(Data records)
-------------------------

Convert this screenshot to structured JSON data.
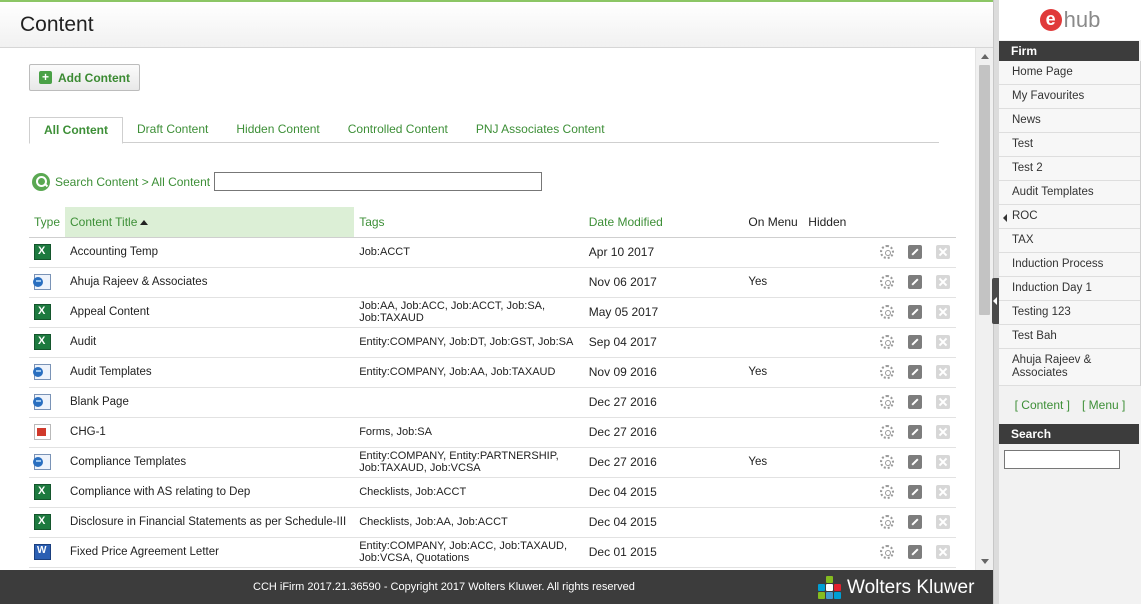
{
  "header": {
    "title": "Content"
  },
  "toolbar": {
    "add_label": "Add Content"
  },
  "tabs": [
    {
      "label": "All Content",
      "active": true
    },
    {
      "label": "Draft Content"
    },
    {
      "label": "Hidden Content"
    },
    {
      "label": "Controlled Content"
    },
    {
      "label": "PNJ Associates Content"
    }
  ],
  "search": {
    "crumb": "Search Content > All Content",
    "value": ""
  },
  "table": {
    "columns": {
      "type": "Type",
      "title": "Content Title",
      "tags": "Tags",
      "date": "Date Modified",
      "menu": "On Menu",
      "hidden": "Hidden"
    },
    "rows": [
      {
        "icon": "xls",
        "title": "Accounting Temp",
        "tags": "Job:ACCT",
        "date": "Apr 10 2017",
        "menu": ""
      },
      {
        "icon": "web",
        "title": "Ahuja Rajeev & Associates",
        "tags": "",
        "date": "Nov 06 2017",
        "menu": "Yes"
      },
      {
        "icon": "xls",
        "title": "Appeal Content",
        "tags": "Job:AA, Job:ACC, Job:ACCT, Job:SA, Job:TAXAUD",
        "date": "May 05 2017",
        "menu": ""
      },
      {
        "icon": "xls",
        "title": "Audit",
        "tags": "Entity:COMPANY, Job:DT, Job:GST, Job:SA",
        "date": "Sep 04 2017",
        "menu": ""
      },
      {
        "icon": "web",
        "title": "Audit Templates",
        "tags": "Entity:COMPANY, Job:AA, Job:TAXAUD",
        "date": "Nov 09 2016",
        "menu": "Yes"
      },
      {
        "icon": "web",
        "title": "Blank Page",
        "tags": "",
        "date": "Dec 27 2016",
        "menu": ""
      },
      {
        "icon": "pdf",
        "title": "CHG-1",
        "tags": "Forms, Job:SA",
        "date": "Dec 27 2016",
        "menu": ""
      },
      {
        "icon": "web",
        "title": "Compliance Templates",
        "tags": "Entity:COMPANY, Entity:PARTNERSHIP, Job:TAXAUD, Job:VCSA",
        "date": "Dec 27 2016",
        "menu": "Yes"
      },
      {
        "icon": "xls",
        "title": "Compliance with AS relating to Dep",
        "tags": "Checklists, Job:ACCT",
        "date": "Dec 04 2015",
        "menu": ""
      },
      {
        "icon": "xls",
        "title": "Disclosure in Financial Statements as per Schedule-III",
        "tags": "Checklists, Job:AA, Job:ACCT",
        "date": "Dec 04 2015",
        "menu": ""
      },
      {
        "icon": "doc",
        "title": "Fixed Price Agreement Letter",
        "tags": "Entity:COMPANY, Job:ACC, Job:TAXAUD, Job:VCSA, Quotations",
        "date": "Dec 01 2015",
        "menu": ""
      }
    ]
  },
  "footer": {
    "copyright": "CCH iFirm 2017.21.36590 - Copyright 2017 Wolters Kluwer. All rights reserved",
    "brand": "Wolters Kluwer"
  },
  "sidebar": {
    "logo_e": "e",
    "logo_hub": "hub",
    "firm_heading": "Firm",
    "items": [
      {
        "label": "Home Page"
      },
      {
        "label": "My Favourites"
      },
      {
        "label": "News"
      },
      {
        "label": "Test"
      },
      {
        "label": "Test 2"
      },
      {
        "label": "Audit Templates"
      },
      {
        "label": "ROC",
        "arrow": true
      },
      {
        "label": "TAX"
      },
      {
        "label": "Induction Process"
      },
      {
        "label": "Induction Day 1"
      },
      {
        "label": "Testing 123"
      },
      {
        "label": "Test Bah"
      },
      {
        "label": "Ahuja Rajeev & Associates"
      }
    ],
    "content_link": "[ Content ]",
    "menu_link": "[ Menu ]",
    "search_heading": "Search",
    "search_value": ""
  },
  "colors": {
    "accent_green": "#3d8f37",
    "dark_bar": "#3c3c3c",
    "brand_red": "#e03a3a"
  }
}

-------------------------

» **PROBLEM TO WORK ON**
Retype all the records shown above, character for character. Omit every picture.

» **TASK ANSWER**
Convert this screenshot to structured JSON data.
{
  "header": {
    "title": "Content"
  },
  "toolbar": {
    "add_label": "Add Content"
  },
  "tabs": [
    {
      "label": "All Content",
      "active": true
    },
    {
      "label": "Draft Content"
    },
    {
      "label": "Hidden Content"
    },
    {
      "label": "Controlled Content"
    },
    {
      "label": "PNJ Associates Content"
    }
  ],
  "search": {
    "crumb": "Search Content > All Content",
    "value": ""
  },
  "table": {
    "columns": {
      "type": "Type",
      "title": "Content Title",
      "tags": "Tags",
      "date": "Date Modified",
      "menu": "On Menu",
      "hidden": "Hidden"
    },
    "rows": [
      {
        "icon": "xls",
        "title": "Accounting Temp",
        "tags": "Job:ACCT",
        "date": "Apr 10 2017",
        "menu": ""
      },
      {
        "icon": "web",
        "title": "Ahuja Rajeev & Associates",
        "tags": "",
        "date": "Nov 06 2017",
        "menu": "Yes"
      },
      {
        "icon": "xls",
        "title": "Appeal Content",
        "tags": "Job:AA, Job:ACC, Job:ACCT, Job:SA, Job:TAXAUD",
        "date": "May 05 2017",
        "menu": ""
      },
      {
        "icon": "xls",
        "title": "Audit",
        "tags": "Entity:COMPANY, Job:DT, Job:GST, Job:SA",
        "date": "Sep 04 2017",
        "menu": ""
      },
      {
        "icon": "web",
        "title": "Audit Templates",
        "tags": "Entity:COMPANY, Job:AA, Job:TAXAUD",
        "date": "Nov 09 2016",
        "menu": "Yes"
      },
      {
        "icon": "web",
        "title": "Blank Page",
        "tags": "",
        "date": "Dec 27 2016",
        "menu": ""
      },
      {
        "icon": "pdf",
        "title": "CHG-1",
        "tags": "Forms, Job:SA",
        "date": "Dec 27 2016",
        "menu": ""
      },
      {
        "icon": "web",
        "title": "Compliance Templates",
        "tags": "Entity:COMPANY, Entity:PARTNERSHIP, Job:TAXAUD, Job:VCSA",
        "date": "Dec 27 2016",
        "menu": "Yes"
      },
      {
        "icon": "xls",
        "title": "Compliance with AS relating to Dep",
        "tags": "Checklists, Job:ACCT",
        "date": "Dec 04 2015",
        "menu": ""
      },
      {
        "icon": "xls",
        "title": "Disclosure in Financial Statements as per Schedule-III",
        "tags": "Checklists, Job:AA, Job:ACCT",
        "date": "Dec 04 2015",
        "menu": ""
      },
      {
        "icon": "doc",
        "title": "Fixed Price Agreement Letter",
        "tags": "Entity:COMPANY, Job:ACC, Job:TAXAUD, Job:VCSA, Quotations",
        "date": "Dec 01 2015",
        "menu": ""
      }
    ]
  },
  "footer": {
    "copyright": "CCH iFirm 2017.21.36590 - Copyright 2017 Wolters Kluwer. All rights reserved",
    "brand": "Wolters Kluwer"
  },
  "sidebar": {
    "logo_e": "e",
    "logo_hub": "hub",
    "firm_heading": "Firm",
    "items": [
      {
        "label": "Home Page"
      },
      {
        "label": "My Favourites"
      },
      {
        "label": "News"
      },
      {
        "label": "Test"
      },
      {
        "label": "Test 2"
      },
      {
        "label": "Audit Templates"
      },
      {
        "label": "ROC",
        "arrow": true
      },
      {
        "label": "TAX"
      },
      {
        "label": "Induction Process"
      },
      {
        "label": "Induction Day 1"
      },
      {
        "label": "Testing 123"
      },
      {
        "label": "Test Bah"
      },
      {
        "label": "Ahuja Rajeev & Associates"
      }
    ],
    "content_link": "[ Content ]",
    "menu_link": "[ Menu ]",
    "search_heading": "Search",
    "search_value": ""
  },
  "colors": {
    "accent_green": "#3d8f37",
    "dark_bar": "#3c3c3c",
    "brand_red": "#e03a3a"
  }
}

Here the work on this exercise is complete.